Work order: The response must reproduce exactly every line of the material below holding the word "Plasma".

Record excerpts:

··········

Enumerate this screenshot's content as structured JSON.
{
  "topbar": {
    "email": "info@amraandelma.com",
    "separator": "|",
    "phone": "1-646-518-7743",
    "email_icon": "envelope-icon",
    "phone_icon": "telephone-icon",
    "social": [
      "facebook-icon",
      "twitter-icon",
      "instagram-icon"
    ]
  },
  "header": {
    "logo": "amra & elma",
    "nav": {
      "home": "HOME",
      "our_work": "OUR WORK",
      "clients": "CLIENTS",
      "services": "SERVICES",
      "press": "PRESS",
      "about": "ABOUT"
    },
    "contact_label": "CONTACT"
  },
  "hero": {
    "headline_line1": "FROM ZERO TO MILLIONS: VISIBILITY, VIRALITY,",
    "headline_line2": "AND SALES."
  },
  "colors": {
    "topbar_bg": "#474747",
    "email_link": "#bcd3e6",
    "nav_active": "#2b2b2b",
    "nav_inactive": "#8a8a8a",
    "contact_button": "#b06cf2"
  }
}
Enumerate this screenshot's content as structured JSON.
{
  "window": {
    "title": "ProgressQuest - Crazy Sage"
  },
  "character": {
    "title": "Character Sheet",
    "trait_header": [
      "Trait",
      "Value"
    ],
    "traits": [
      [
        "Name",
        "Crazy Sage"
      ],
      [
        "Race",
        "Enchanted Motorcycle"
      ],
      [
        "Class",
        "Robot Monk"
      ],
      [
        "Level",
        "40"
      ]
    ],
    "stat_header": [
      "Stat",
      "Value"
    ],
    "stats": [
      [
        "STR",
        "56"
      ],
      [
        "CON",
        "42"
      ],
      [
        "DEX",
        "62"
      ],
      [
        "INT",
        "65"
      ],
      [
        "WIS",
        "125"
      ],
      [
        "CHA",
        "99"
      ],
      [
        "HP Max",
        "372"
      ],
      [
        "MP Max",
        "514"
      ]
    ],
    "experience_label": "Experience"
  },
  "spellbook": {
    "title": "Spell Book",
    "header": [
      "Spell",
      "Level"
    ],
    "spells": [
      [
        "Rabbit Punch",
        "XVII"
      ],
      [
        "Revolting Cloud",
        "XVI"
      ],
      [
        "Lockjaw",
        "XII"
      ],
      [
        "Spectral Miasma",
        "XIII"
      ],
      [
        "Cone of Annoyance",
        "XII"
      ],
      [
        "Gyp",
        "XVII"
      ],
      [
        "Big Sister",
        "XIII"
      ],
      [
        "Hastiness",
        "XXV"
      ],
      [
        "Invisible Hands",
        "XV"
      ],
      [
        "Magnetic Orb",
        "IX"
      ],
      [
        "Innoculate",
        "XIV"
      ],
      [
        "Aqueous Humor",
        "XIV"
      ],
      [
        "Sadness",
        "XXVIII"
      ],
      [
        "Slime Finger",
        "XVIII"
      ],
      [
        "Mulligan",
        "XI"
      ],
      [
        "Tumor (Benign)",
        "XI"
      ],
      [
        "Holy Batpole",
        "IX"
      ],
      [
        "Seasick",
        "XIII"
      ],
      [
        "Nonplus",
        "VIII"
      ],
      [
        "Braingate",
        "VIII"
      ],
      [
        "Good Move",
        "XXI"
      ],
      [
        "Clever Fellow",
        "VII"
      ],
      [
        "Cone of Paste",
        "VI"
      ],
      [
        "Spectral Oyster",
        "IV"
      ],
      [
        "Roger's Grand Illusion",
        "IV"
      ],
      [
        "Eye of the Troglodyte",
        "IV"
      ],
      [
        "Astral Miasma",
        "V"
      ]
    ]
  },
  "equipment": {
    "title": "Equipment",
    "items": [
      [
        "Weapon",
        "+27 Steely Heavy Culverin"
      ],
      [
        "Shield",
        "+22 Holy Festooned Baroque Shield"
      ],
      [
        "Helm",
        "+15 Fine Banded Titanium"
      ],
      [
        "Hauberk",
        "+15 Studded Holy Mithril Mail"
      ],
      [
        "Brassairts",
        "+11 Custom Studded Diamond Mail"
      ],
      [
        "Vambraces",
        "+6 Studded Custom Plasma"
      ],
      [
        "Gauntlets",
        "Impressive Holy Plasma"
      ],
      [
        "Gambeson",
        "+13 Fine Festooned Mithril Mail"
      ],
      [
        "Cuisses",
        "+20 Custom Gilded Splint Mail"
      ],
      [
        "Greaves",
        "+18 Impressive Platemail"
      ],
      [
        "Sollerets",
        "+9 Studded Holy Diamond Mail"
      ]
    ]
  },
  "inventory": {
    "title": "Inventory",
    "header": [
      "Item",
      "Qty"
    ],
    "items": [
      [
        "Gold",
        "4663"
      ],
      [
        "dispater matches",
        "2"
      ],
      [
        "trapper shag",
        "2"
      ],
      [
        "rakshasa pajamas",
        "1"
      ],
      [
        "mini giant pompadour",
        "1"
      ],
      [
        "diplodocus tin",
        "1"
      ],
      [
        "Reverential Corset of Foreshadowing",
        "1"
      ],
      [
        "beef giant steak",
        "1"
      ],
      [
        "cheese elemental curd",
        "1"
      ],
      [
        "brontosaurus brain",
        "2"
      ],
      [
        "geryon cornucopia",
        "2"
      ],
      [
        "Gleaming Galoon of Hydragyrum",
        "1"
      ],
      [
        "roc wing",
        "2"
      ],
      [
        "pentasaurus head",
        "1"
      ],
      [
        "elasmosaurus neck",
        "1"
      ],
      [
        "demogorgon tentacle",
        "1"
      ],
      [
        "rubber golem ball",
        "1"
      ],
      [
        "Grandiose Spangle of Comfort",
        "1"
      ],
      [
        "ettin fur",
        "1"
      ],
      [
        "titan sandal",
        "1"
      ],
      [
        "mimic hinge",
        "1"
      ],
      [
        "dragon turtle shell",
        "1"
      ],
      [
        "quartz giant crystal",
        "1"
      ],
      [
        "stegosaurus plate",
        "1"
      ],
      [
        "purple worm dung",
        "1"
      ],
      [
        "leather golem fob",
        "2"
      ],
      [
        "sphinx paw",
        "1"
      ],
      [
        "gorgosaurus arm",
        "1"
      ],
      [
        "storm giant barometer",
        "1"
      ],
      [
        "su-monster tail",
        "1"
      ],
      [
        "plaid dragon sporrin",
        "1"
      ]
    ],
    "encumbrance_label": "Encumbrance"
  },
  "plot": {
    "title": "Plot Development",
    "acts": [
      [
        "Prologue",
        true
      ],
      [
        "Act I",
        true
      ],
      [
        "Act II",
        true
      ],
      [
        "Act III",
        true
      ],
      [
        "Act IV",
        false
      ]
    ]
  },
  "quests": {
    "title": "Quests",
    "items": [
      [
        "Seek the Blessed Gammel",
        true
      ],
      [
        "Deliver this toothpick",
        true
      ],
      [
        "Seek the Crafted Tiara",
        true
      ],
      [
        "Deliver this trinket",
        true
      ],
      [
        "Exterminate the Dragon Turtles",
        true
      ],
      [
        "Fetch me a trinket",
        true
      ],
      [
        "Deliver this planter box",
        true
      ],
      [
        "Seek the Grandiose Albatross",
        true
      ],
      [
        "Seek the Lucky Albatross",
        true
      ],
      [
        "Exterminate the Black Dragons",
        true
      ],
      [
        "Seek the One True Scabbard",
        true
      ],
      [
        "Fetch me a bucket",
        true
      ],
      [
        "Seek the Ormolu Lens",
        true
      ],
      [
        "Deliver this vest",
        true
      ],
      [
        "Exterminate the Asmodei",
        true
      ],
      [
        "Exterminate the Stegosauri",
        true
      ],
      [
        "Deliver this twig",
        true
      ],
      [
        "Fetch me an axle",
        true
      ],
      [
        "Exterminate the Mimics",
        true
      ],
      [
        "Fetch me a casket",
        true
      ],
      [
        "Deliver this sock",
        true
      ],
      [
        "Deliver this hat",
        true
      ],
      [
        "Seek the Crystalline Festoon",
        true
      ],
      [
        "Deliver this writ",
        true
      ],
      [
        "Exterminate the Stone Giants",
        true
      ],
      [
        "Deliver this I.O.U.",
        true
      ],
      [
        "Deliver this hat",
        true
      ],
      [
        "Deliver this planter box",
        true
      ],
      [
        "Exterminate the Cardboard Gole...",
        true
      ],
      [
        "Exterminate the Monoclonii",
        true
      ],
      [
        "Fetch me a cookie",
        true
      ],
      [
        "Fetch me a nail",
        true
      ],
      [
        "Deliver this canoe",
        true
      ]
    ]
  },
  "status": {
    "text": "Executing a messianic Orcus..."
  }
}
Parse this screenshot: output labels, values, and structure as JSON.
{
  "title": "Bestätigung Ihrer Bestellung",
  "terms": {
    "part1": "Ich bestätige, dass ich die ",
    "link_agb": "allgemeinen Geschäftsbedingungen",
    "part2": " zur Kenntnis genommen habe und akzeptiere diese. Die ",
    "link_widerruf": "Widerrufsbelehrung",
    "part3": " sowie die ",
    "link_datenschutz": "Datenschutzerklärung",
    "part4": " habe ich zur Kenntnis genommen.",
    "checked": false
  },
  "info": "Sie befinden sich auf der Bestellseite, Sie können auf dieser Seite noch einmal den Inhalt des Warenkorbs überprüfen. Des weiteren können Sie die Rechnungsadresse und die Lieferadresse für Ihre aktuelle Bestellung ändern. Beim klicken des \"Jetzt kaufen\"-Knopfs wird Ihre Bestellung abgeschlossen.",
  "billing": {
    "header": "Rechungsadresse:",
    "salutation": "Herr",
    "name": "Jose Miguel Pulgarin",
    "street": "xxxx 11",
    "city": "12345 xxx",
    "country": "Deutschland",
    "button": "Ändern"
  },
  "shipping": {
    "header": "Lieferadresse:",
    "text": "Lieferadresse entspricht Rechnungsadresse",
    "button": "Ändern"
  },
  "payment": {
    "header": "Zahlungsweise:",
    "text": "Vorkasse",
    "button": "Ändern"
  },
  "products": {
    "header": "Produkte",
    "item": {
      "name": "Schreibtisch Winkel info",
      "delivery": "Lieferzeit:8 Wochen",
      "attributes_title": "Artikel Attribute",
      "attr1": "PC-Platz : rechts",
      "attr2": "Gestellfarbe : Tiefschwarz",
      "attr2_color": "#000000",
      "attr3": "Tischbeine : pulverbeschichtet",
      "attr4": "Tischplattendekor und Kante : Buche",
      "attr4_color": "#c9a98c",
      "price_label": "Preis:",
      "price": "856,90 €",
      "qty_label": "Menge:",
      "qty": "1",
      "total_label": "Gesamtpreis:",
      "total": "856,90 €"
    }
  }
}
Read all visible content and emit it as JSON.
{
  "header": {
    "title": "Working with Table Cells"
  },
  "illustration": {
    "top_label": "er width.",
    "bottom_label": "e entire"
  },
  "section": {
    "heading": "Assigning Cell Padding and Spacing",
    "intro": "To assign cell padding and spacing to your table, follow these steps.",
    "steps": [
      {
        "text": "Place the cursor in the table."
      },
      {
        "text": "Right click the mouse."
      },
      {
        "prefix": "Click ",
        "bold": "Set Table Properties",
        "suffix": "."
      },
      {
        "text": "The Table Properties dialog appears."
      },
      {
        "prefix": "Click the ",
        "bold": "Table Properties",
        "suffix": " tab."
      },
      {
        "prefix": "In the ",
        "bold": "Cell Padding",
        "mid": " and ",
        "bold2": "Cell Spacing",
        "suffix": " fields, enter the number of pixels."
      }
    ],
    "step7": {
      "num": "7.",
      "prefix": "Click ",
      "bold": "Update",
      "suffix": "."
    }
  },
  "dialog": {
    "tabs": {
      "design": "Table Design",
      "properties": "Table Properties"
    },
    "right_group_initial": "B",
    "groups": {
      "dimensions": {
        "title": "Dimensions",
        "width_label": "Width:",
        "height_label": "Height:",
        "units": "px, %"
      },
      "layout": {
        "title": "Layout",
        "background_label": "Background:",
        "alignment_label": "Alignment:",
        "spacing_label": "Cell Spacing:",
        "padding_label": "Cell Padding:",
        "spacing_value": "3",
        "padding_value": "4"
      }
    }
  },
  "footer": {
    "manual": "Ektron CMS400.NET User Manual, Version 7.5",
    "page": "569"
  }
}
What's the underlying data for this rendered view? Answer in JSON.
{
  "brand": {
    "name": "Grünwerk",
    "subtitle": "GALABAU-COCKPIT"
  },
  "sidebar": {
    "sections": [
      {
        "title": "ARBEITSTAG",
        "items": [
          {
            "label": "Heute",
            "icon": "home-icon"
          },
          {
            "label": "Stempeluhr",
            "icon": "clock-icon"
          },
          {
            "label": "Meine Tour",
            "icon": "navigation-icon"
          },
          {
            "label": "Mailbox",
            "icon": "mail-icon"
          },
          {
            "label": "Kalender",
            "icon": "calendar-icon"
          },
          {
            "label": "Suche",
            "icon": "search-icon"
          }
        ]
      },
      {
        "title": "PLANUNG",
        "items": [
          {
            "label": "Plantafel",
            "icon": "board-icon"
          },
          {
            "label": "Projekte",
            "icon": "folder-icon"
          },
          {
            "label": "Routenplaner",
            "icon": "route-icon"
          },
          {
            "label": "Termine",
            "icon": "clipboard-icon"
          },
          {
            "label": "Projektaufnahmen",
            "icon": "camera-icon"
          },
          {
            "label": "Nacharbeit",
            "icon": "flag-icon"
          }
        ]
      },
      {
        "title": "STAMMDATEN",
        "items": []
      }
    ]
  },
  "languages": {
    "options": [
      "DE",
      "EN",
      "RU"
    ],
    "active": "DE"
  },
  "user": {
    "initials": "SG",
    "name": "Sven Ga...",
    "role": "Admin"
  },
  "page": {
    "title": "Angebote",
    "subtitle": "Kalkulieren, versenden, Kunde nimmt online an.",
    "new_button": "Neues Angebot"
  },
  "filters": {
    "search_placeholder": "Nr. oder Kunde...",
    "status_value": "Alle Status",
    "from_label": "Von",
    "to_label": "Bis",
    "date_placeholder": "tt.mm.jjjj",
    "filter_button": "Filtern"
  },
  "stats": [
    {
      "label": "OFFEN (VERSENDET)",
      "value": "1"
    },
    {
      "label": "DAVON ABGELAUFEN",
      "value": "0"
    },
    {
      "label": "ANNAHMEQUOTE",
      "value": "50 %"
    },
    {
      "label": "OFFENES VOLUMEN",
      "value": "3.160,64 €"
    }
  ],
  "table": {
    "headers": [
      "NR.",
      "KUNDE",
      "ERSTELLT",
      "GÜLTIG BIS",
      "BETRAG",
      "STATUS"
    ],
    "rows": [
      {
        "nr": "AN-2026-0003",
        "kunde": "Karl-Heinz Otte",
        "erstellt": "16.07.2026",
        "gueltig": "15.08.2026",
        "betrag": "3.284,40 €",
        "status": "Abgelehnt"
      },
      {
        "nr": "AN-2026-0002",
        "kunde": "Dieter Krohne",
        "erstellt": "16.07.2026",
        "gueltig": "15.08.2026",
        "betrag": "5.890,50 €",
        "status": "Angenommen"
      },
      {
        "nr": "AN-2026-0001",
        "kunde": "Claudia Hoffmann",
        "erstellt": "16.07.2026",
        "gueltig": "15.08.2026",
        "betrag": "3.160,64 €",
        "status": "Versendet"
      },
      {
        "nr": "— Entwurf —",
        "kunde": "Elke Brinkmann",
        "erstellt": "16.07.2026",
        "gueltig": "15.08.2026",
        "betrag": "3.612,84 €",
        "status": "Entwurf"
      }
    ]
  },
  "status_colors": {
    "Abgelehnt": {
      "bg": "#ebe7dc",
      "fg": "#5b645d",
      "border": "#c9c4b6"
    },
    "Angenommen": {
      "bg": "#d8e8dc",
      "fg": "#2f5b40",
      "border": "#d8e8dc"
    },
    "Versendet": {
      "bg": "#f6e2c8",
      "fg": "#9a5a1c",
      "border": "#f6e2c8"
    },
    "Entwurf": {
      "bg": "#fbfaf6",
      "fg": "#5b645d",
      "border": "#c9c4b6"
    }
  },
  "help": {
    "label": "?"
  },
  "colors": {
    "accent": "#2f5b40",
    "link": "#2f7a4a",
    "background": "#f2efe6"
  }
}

··········

Answer to this exercise:
        "+6 Studded Custom Plasma"
        "Impressive Holy Plasma"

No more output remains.